SUPPLIED RECORDS START

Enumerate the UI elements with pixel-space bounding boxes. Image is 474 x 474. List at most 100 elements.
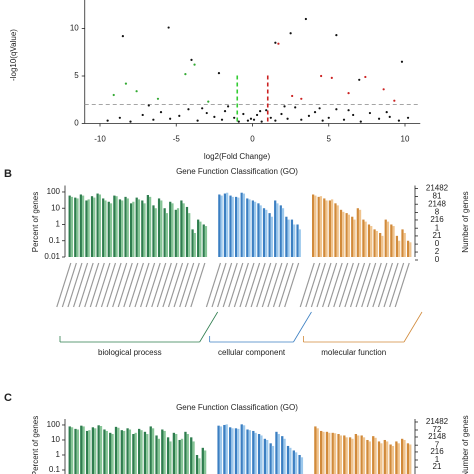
point [167,26,170,29]
bar [323,198,326,257]
point [249,117,253,120]
bar [240,424,243,474]
bar [191,229,194,257]
category-label-stub [372,262,388,308]
bar [202,224,205,257]
y2-tick-label: 1 [435,223,440,232]
bar [114,426,118,474]
point [335,108,338,111]
point [307,114,311,117]
point [406,116,410,119]
point [124,82,128,85]
bar [180,200,183,257]
point [156,97,160,100]
category-label-stub [145,262,161,308]
bar [395,235,399,257]
bar [229,195,232,257]
point [327,116,330,119]
x-tick-label: 0 [250,135,255,144]
category-label-stub [272,262,289,308]
bar [401,438,404,474]
category-label-stub [316,262,332,308]
point [213,115,216,118]
point [246,119,250,122]
bar [138,428,141,474]
bar [246,429,249,474]
bar [198,458,201,474]
point [320,74,323,78]
point [304,17,307,21]
bar [219,426,223,474]
bar [197,219,200,257]
y2-tick-label: 216 [430,215,444,224]
category-label-stub [95,262,111,308]
point [318,107,321,110]
point [205,111,208,115]
bar [339,209,343,257]
bar [395,441,398,474]
point [141,113,144,117]
point [289,32,292,35]
category-label-stub [327,262,343,308]
x-tick-label: 10 [401,135,410,144]
y2-tick-label: 0 [435,239,440,248]
category-label-stub [151,262,167,308]
bar [289,447,292,474]
bar [90,196,94,257]
bar [345,437,348,474]
y2-tick-label: 0 [435,255,440,264]
category-label-stub [84,262,100,308]
bar [234,428,238,474]
bar [373,229,376,257]
bar [406,443,410,474]
bar [277,434,280,474]
category-label-stub [190,262,206,308]
point [388,115,391,118]
bar [111,434,114,474]
y-axis-label: Percent of genes [31,192,40,252]
point [400,60,404,63]
bar [385,441,389,474]
bar [409,444,412,474]
bar [337,434,340,474]
bar [124,196,127,257]
bar [292,450,295,474]
bar [99,426,103,474]
point [300,118,303,121]
bar [268,213,271,257]
group-label: molecular function [321,348,386,357]
bar [155,435,158,474]
bar [68,195,71,257]
bar [383,439,386,474]
point [382,88,385,91]
y2-tick-label: 21482 [426,184,449,193]
y2-tick-label: 21482 [426,417,449,426]
bar [104,200,107,257]
category-label-stub [389,262,405,308]
bar [225,424,228,474]
bar [290,219,294,257]
group-bracket [403,311,423,343]
bar [263,438,267,474]
bar [107,201,110,257]
bar [406,240,410,257]
y2-tick-label: 1 [435,455,440,464]
point [252,118,256,121]
category-label-stub [338,262,354,308]
bar [132,434,135,474]
y-tick-label: 1 [56,220,61,229]
category-label-stub [156,262,172,308]
point [291,94,294,98]
bar [120,430,123,474]
category-label-stub [394,262,410,308]
y-tick-label: 5 [74,71,79,80]
point [359,120,362,123]
bar [409,242,412,257]
point [274,41,277,44]
y-tick-label: 10 [70,24,79,33]
category-label-stub [56,262,72,308]
bar [175,434,178,474]
bar [379,232,382,257]
bar [231,196,234,257]
bar [381,235,384,257]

SUPPLIED RECORDS END

> TASK DETAILS
Write out every line above again exactly, with the pictures left out.

> FINISHED TASK
Enumerate the UI elements with pixel-space bounding boxes. Image is 474 x 474. List at most 100 elements.
point [167,26,170,29]
bar [323,198,326,257]
point [249,117,253,120]
bar [240,424,243,474]
bar [191,229,194,257]
category-label-stub [372,262,388,308]
bar [202,224,205,257]
y2-tick-label: 1 [435,223,440,232]
bar [114,426,118,474]
point [335,108,338,111]
point [307,114,311,117]
point [406,116,410,119]
point [124,82,128,85]
bar [180,200,183,257]
point [156,97,160,100]
category-label-stub [145,262,161,308]
bar [395,235,399,257]
bar [229,195,232,257]
point [327,116,330,119]
x-tick-label: 0 [250,135,255,144]
category-label-stub [272,262,289,308]
bar [401,438,404,474]
category-label-stub [316,262,332,308]
point [213,115,216,118]
point [246,119,250,122]
bar [138,428,141,474]
bar [246,429,249,474]
bar [198,458,201,474]
point [320,74,323,78]
point [304,17,307,21]
bar [219,426,223,474]
bar [197,219,200,257]
y2-tick-label: 216 [430,215,444,224]
category-label-stub [95,262,111,308]
point [318,107,321,110]
point [205,111,208,115]
bar [339,209,343,257]
bar [395,441,398,474]
point [141,113,144,117]
point [289,32,292,35]
category-label-stub [327,262,343,308]
x-tick-label: 10 [401,135,410,144]
y2-tick-label: 0 [435,239,440,248]
category-label-stub [151,262,167,308]
bar [289,447,292,474]
bar [90,196,94,257]
bar [345,437,348,474]
y2-tick-label: 0 [435,255,440,264]
category-label-stub [84,262,100,308]
bar [234,428,238,474]
bar [373,229,376,257]
bar [406,443,410,474]
bar [277,434,280,474]
category-label-stub [190,262,206,308]
point [388,115,391,118]
bar [111,434,114,474]
y-axis-label: Percent of genes [31,192,40,252]
point [400,60,404,63]
bar [385,441,389,474]
bar [409,444,412,474]
bar [337,434,340,474]
bar [124,196,127,257]
bar [292,450,295,474]
bar [99,426,103,474]
point [300,118,303,121]
bar [268,213,271,257]
group-label: molecular function [321,348,386,357]
bar [155,435,158,474]
bar [68,195,71,257]
bar [383,439,386,474]
point [382,88,385,91]
y2-tick-label: 21482 [426,184,449,193]
y2-tick-label: 21482 [426,417,449,426]
bar [104,200,107,257]
category-label-stub [389,262,405,308]
bar [225,424,228,474]
bar [290,219,294,257]
group-bracket [403,311,423,343]
bar [263,438,267,474]
bar [107,201,110,257]
bar [406,240,410,257]
y2-tick-label: 1 [435,455,440,464]
point [252,118,256,121]
category-label-stub [338,262,354,308]
bar [132,434,135,474]
y-tick-label: 1 [56,220,61,229]
category-label-stub [156,262,172,308]
point [291,94,294,98]
bar [120,430,123,474]
category-label-stub [394,262,410,308]
y-tick-label: 5 [74,71,79,80]
point [359,120,362,123]
bar [409,242,412,257]
point [274,41,277,44]
y-tick-label: 10 [70,24,79,33]
category-label-stub [56,262,72,308]
bar [175,434,178,474]
bar [379,232,382,257]
bar [231,196,234,257]
bar [381,235,384,257]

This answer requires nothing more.